* GOAL OF THE EXERCISE: Give every row from the first one through the row containing "keypoints-heading: 教学重点、难点 [118, 239, 199, 253]" as a JSON list of strings, one string per row, skipping any blank lines.

* SOURCE DATA:
******
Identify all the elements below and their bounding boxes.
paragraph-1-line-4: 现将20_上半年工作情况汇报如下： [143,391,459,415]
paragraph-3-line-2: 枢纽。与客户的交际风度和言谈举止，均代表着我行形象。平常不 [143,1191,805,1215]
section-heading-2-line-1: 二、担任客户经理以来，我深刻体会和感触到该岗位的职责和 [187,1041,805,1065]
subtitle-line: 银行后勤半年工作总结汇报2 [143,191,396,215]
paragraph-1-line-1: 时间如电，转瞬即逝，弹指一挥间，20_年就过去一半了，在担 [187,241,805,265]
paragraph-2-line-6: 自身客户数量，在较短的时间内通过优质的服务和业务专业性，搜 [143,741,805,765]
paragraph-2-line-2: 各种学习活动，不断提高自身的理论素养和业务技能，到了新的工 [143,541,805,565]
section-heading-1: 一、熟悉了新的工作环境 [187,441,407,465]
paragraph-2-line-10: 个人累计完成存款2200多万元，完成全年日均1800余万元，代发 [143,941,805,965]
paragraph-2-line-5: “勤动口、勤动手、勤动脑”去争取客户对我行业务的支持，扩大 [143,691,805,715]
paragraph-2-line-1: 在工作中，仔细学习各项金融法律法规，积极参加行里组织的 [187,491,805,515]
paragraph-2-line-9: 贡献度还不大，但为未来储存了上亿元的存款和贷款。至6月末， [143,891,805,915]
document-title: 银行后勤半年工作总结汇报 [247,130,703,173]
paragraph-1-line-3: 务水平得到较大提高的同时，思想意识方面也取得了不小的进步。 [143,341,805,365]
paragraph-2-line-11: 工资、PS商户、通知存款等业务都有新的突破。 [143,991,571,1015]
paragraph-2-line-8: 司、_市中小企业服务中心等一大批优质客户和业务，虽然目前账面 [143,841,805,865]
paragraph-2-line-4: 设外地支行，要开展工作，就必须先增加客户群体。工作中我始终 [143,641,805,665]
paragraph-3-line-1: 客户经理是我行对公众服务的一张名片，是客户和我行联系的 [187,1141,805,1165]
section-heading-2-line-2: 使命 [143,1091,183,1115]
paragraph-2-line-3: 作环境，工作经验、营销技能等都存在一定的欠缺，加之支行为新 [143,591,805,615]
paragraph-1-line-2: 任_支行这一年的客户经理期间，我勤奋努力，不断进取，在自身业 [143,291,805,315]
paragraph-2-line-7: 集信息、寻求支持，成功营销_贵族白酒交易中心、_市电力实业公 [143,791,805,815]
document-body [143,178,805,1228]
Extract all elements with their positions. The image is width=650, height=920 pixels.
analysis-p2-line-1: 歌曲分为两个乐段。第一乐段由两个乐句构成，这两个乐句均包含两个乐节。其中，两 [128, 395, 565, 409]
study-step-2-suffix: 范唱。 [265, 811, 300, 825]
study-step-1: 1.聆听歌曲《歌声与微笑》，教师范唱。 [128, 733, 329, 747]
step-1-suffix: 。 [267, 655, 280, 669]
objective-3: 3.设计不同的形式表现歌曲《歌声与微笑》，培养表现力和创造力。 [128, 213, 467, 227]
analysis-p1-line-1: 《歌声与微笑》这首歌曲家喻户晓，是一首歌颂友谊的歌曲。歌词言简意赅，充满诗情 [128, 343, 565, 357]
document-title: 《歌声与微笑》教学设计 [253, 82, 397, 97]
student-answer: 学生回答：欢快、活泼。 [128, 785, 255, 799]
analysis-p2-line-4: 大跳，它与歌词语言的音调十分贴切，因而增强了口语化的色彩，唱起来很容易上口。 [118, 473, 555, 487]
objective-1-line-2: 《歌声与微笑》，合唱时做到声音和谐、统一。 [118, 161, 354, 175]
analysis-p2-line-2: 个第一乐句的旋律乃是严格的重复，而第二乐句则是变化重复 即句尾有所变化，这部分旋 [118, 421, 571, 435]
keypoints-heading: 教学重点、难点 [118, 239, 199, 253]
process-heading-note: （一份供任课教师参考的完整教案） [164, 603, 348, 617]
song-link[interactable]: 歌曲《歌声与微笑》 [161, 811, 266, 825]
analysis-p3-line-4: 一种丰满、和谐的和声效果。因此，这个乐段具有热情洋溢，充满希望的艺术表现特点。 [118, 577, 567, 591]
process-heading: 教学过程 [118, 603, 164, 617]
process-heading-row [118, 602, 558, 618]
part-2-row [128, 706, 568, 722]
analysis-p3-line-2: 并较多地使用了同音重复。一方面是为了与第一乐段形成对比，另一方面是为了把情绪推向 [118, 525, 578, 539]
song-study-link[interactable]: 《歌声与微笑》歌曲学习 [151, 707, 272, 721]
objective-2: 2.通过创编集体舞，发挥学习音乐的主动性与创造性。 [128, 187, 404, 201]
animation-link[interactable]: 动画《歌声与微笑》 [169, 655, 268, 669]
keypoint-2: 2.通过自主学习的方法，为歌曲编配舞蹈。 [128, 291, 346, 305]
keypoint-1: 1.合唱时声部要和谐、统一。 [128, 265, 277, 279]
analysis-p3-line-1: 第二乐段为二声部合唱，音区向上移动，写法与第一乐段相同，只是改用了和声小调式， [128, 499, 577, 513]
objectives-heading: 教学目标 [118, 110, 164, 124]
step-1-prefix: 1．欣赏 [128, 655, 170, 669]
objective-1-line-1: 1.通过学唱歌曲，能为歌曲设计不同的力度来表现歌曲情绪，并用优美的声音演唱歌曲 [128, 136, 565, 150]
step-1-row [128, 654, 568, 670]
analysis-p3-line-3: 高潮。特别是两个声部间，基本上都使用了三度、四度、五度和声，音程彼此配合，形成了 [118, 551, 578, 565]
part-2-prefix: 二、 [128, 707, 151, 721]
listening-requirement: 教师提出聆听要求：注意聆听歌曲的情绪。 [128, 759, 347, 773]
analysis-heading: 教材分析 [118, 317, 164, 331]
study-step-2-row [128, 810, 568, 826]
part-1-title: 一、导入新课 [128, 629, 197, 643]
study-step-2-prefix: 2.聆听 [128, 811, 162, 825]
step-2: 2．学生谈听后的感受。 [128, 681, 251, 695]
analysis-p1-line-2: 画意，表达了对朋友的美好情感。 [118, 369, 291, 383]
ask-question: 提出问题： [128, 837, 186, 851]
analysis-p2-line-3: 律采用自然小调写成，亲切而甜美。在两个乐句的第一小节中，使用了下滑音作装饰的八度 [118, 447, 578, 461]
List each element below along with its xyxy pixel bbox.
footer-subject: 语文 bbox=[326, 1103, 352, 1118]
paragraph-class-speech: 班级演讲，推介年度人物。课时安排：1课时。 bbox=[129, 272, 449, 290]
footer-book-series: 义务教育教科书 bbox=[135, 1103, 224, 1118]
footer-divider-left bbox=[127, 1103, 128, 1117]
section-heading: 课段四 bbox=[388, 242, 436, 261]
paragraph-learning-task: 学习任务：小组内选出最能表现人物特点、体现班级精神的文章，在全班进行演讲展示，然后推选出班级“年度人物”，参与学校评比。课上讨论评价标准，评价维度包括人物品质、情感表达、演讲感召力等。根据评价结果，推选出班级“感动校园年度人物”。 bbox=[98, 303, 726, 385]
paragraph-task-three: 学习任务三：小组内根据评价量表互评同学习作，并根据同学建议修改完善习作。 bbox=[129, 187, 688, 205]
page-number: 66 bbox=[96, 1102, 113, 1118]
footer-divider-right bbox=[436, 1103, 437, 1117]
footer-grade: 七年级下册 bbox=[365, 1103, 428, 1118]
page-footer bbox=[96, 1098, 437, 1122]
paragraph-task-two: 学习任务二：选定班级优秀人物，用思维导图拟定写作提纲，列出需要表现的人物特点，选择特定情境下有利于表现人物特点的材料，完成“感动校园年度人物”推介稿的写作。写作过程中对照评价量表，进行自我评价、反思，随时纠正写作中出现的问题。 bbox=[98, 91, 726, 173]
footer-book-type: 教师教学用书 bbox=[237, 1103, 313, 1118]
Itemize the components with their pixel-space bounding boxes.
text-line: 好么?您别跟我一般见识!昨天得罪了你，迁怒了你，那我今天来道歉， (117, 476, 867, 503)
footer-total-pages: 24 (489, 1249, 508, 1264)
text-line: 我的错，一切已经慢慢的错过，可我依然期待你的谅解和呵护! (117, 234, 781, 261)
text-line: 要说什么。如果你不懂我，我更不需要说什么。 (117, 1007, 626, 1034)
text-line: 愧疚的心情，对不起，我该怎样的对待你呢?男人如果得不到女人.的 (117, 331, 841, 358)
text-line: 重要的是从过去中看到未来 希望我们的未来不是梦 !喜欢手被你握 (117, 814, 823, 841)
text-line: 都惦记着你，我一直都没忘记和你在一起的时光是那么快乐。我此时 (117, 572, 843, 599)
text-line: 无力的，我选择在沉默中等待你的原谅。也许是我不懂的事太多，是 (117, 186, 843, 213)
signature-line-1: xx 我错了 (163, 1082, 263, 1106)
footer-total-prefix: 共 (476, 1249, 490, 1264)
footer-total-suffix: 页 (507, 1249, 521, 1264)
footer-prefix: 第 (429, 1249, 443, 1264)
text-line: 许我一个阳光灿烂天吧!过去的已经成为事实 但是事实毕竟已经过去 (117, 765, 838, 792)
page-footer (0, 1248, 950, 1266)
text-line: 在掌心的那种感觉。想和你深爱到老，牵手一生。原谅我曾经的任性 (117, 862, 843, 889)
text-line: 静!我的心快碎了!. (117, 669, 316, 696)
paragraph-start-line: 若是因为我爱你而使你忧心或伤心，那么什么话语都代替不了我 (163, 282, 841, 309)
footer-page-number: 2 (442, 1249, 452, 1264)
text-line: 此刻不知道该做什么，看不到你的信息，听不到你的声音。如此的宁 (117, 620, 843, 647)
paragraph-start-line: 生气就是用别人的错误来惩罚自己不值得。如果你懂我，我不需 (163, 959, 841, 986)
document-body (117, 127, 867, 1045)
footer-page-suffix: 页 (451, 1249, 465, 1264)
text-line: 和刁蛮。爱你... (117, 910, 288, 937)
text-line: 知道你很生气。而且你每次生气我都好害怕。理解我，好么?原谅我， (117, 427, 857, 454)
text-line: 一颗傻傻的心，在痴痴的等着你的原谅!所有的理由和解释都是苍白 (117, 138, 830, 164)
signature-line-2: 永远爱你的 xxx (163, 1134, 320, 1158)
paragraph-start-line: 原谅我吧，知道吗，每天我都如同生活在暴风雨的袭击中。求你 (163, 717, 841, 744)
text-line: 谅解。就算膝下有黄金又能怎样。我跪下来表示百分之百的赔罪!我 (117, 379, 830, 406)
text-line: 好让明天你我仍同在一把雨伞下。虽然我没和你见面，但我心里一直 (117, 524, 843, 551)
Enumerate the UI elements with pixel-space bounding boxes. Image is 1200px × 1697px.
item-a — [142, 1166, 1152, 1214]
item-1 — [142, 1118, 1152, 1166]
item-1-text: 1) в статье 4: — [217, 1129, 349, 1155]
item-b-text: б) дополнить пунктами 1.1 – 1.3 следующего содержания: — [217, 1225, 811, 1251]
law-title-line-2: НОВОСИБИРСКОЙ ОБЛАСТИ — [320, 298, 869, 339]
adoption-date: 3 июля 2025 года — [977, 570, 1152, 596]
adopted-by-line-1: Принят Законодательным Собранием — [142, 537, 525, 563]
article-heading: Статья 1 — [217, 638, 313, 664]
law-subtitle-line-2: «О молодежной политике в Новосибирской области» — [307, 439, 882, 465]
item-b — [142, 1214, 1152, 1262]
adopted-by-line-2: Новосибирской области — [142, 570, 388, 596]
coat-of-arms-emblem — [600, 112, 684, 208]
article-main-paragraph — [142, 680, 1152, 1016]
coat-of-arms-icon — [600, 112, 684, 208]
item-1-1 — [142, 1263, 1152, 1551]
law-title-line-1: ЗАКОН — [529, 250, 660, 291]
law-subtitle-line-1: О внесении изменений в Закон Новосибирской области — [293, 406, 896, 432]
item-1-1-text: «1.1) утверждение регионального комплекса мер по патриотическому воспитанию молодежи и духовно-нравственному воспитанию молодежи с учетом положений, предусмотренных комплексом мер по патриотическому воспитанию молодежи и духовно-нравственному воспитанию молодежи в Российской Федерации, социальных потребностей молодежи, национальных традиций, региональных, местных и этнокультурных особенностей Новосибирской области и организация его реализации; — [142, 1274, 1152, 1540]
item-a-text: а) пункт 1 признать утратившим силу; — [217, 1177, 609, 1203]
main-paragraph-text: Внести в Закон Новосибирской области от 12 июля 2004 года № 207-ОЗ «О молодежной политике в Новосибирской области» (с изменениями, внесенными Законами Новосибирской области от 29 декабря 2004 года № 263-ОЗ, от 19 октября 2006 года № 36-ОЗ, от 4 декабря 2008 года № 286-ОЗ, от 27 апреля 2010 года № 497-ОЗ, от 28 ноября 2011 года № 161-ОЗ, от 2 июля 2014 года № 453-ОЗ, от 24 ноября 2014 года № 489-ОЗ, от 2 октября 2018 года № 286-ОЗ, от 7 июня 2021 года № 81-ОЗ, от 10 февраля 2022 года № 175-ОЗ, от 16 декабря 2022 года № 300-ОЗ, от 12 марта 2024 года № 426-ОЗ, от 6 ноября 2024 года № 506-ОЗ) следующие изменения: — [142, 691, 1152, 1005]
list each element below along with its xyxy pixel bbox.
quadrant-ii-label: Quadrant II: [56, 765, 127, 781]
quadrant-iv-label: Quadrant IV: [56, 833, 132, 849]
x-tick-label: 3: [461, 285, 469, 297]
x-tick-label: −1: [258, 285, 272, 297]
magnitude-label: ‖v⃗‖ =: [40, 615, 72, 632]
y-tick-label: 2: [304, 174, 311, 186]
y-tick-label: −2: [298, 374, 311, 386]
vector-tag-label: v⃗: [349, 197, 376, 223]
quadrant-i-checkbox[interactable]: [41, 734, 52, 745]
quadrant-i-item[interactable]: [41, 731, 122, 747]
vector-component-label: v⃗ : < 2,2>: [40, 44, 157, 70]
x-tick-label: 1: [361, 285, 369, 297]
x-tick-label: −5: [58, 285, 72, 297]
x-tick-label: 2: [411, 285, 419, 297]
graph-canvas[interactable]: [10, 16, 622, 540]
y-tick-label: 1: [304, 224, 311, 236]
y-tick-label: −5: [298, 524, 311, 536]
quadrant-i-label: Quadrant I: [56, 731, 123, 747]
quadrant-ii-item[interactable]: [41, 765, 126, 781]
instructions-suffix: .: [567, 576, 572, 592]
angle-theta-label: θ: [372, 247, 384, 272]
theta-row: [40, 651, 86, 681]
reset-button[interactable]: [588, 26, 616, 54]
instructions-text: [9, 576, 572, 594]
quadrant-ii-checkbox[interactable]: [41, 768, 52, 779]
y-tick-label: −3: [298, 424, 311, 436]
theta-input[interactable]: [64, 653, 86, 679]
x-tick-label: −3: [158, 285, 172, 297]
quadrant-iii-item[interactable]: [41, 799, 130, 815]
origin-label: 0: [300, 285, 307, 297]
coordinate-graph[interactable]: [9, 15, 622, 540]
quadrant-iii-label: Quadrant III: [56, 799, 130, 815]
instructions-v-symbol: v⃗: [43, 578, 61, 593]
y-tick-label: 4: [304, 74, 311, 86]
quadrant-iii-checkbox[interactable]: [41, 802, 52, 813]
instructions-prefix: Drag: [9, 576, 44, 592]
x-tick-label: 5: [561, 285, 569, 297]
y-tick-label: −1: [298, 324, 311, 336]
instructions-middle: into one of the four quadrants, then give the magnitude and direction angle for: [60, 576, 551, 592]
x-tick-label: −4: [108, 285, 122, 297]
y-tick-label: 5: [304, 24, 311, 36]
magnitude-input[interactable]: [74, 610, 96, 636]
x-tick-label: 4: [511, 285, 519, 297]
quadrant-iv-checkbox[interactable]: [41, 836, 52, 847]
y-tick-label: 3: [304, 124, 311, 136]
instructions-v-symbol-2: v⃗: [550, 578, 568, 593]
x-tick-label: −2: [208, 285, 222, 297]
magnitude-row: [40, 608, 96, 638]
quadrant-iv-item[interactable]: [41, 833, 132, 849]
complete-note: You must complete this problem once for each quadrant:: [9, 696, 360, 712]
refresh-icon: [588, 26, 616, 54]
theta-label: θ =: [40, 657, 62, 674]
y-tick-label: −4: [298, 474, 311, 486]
******
* WRITTEN ANSWER:
[
  "Identify all the elements below and their bounding boxes.",
  "paragraph-1-line-4: 现将20_上半年工作情况汇报如下： [143,391,459,415]",
  "paragraph-3-line-2: 枢纽。与客户的交际风度和言谈举止，均代表着我行形象。平常不 [143,1191,805,1215]",
  "section-heading-2-line-1: 二、担任客户经理以来，我深刻体会和感触到该岗位的职责和 [187,1041,805,1065]",
  "subtitle-line: 银行后勤半年工作总结汇报2 [143,191,396,215]",
  "paragraph-1-line-1: 时间如电，转瞬即逝，弹指一挥间，20_年就过去一半了，在担 [187,241,805,265]",
  "paragraph-2-line-6: 自身客户数量，在较短的时间内通过优质的服务和业务专业性，搜 [143,741,805,765]",
  "paragraph-2-line-2: 各种学习活动，不断提高自身的理论素养和业务技能，到了新的工 [143,541,805,565]",
  "section-heading-1: 一、熟悉了新的工作环境 [187,441,407,465]",
  "paragraph-2-line-10: 个人累计完成存款2200多万元，完成全年日均1800余万元，代发 [143,941,805,965]",
  "paragraph-2-line-5: “勤动口、勤动手、勤动脑”去争取客户对我行业务的支持，扩大 [143,691,805,715]",
  "paragraph-2-line-1: 在工作中，仔细学习各项金融法律法规，积极参加行里组织的 [187,491,805,515]",
  "paragraph-2-line-9: 贡献度还不大，但为未来储存了上亿元的存款和贷款。至6月末， [143,891,805,915]",
  "document-title: 银行后勤半年工作总结汇报 [247,130,703,173]",
  "paragraph-1-line-3: 务水平得到较大提高的同时，思想意识方面也取得了不小的进步。 [143,341,805,365]",
  "paragraph-2-line-11: 工资、PS商户、通知存款等业务都有新的突破。 [143,991,571,1015]",
  "paragraph-2-line-8: 司、_市中小企业服务中心等一大批优质客户和业务，虽然目前账面 [143,841,805,865]",
  "paragraph-2-line-4: 设外地支行，要开展工作，就必须先增加客户群体。工作中我始终 [143,641,805,665]",
  "paragraph-3-line-1: 客户经理是我行对公众服务的一张名片，是客户和我行联系的 [187,1141,805,1165]",
  "section-heading-2-line-2: 使命 [143,1091,183,1115]",
  "paragraph-2-line-3: 作环境，工作经验、营销技能等都存在一定的欠缺，加之支行为新 [143,591,805,615]",
  "paragraph-1-line-2: 任_支行这一年的客户经理期间，我勤奋努力，不断进取，在自身业 [143,291,805,315]",
  "paragraph-2-line-7: 集信息、寻求支持，成功营销_贵族白酒交易中心、_市电力实业公 [143,791,805,815]",
  "document-body [143,178,805,1228]",
  "Extract all elements with their positions. The image is width=650, height=920 pixels.",
  "analysis-p2-line-1: 歌曲分为两个乐段。第一乐段由两个乐句构成，这两个乐句均包含两个乐节。其中，两 [128, 395, 565, 409]",
  "study-step-2-suffix: 范唱。 [265, 811, 300, 825]",
  "study-step-1: 1.聆听歌曲《歌声与微笑》，教师范唱。 [128, 733, 329, 747]",
  "step-1-suffix: 。 [267, 655, 280, 669]",
  "objective-3: 3.设计不同的形式表现歌曲《歌声与微笑》，培养表现力和创造力。 [128, 213, 467, 227]",
  "analysis-p1-line-1: 《歌声与微笑》这首歌曲家喻户晓，是一首歌颂友谊的歌曲。歌词言简意赅，充满诗情 [128, 343, 565, 357]",
  "document-title: 《歌声与微笑》教学设计 [253, 82, 397, 97]",
  "student-answer: 学生回答：欢快、活泼。 [128, 785, 255, 799]",
  "analysis-p2-line-4: 大跳，它与歌词语言的音调十分贴切，因而增强了口语化的色彩，唱起来很容易上口。 [118, 473, 555, 487]",
  "objective-1-line-2: 《歌声与微笑》，合唱时做到声音和谐、统一。 [118, 161, 354, 175]",
  "analysis-p2-line-2: 个第一乐句的旋律乃是严格的重复，而第二乐句则是变化重复 即句尾有所变化，这部分旋 [118, 421, 571, 435]",
  "keypoints-heading: 教学重点、难点 [118, 239, 199, 253]"
]